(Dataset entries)
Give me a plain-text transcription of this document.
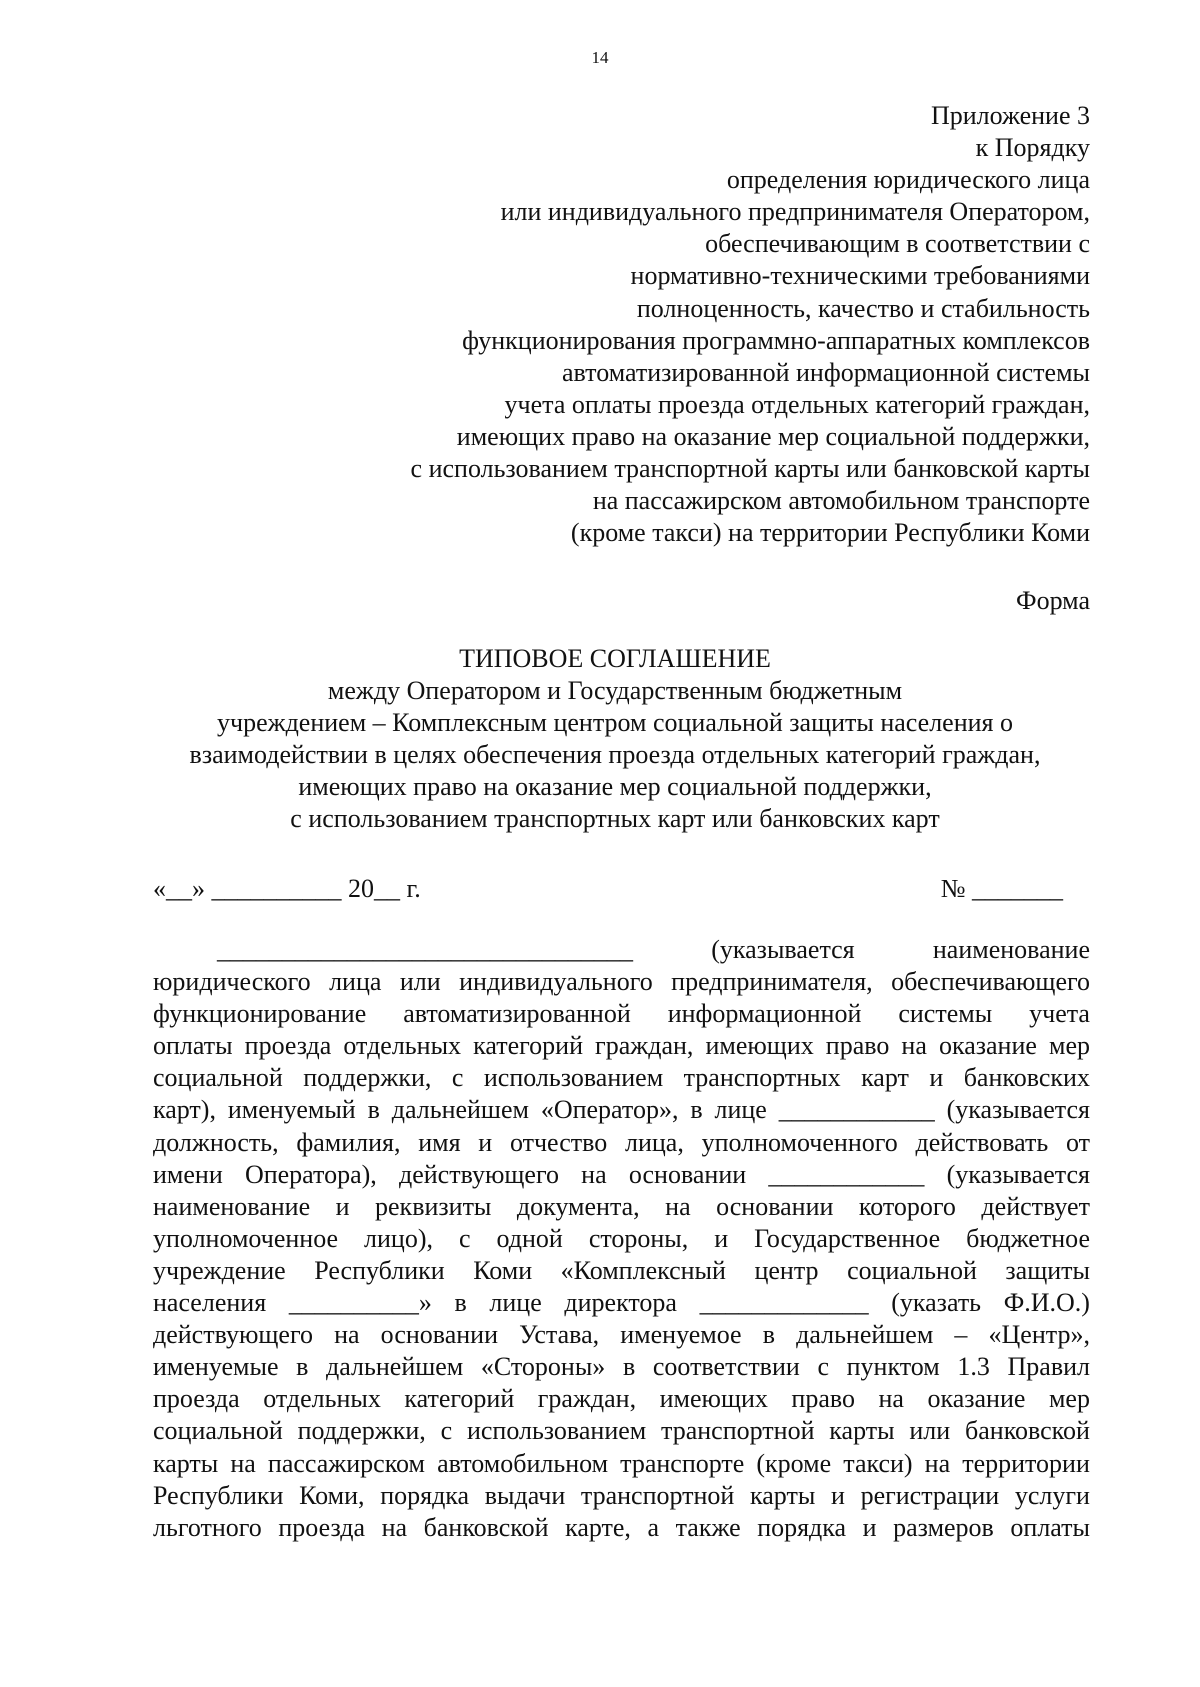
14
Приложение 3
к Порядку
определения юридического лица
или индивидуального предпринимателя Оператором,
обеспечивающим в соответствии с
нормативно-техническими требованиями
полноценность, качество и стабильность
функционирования программно-аппаратных комплексов
автоматизированной информационной системы
учета оплаты проезда отдельных категорий граждан,
имеющих право на оказание мер социальной поддержки,
с использованием транспортной карты или банковской карты
на пассажирском автомобильном транспорте
(кроме такси) на территории Республики Коми
Форма
ТИПОВОЕ СОГЛАШЕНИЕ
между Оператором и Государственным бюджетным
учреждением – Комплексным центром социальной защиты населения о
взаимодействии в целях обеспечения проезда отдельных категорий граждан,
имеющих право на оказание мер социальной поддержки,
с использованием транспортных карт или банковских карт
«__» __________ 20__ г.	№ _______
________________________________	(указывается	наименование
юридического лица или индивидуального предпринимателя, обеспечивающего
функционирование автоматизированной информационной системы учета
оплаты проезда отдельных категорий граждан, имеющих право на оказание мер
социальной поддержки, с использованием транспортных карт и банковских
карт), именуемый в дальнейшем «Оператор», в лице ____________ (указывается
должность, фамилия, имя и отчество лица, уполномоченного действовать от
имени Оператора), действующего на основании ____________ (указывается
наименование и реквизиты документа, на основании которого действует
уполномоченное лицо), с одной стороны, и Государственное бюджетное
учреждение Республики Коми «Комплексный центр социальной защиты
населения __________» в лице директора _____________ (указать Ф.И.О.)
действующего на основании Устава, именуемое в дальнейшем – «Центр»,
именуемые в дальнейшем «Стороны» в соответствии с пунктом 1.3 Правил
проезда отдельных категорий граждан, имеющих право на оказание мер
социальной поддержки, с использованием транспортной карты или банковской
карты на пассажирском автомобильном транспорте (кроме такси) на территории
Республики Коми, порядка выдачи транспортной карты и регистрации услуги
льготного проезда на банковской карте, а также порядка и размеров оплаты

- **JOB**
Which lines include "отдельных"? Copy each of them out.

- **RIGHT ANSWER**
учета оплаты проезда отдельных категорий граждан,
взаимодействии в целях обеспечения проезда отдельных категорий граждан,
оплаты проезда отдельных категорий граждан, имеющих право на оказание мер
проезда отдельных категорий граждан, имеющих право на оказание мер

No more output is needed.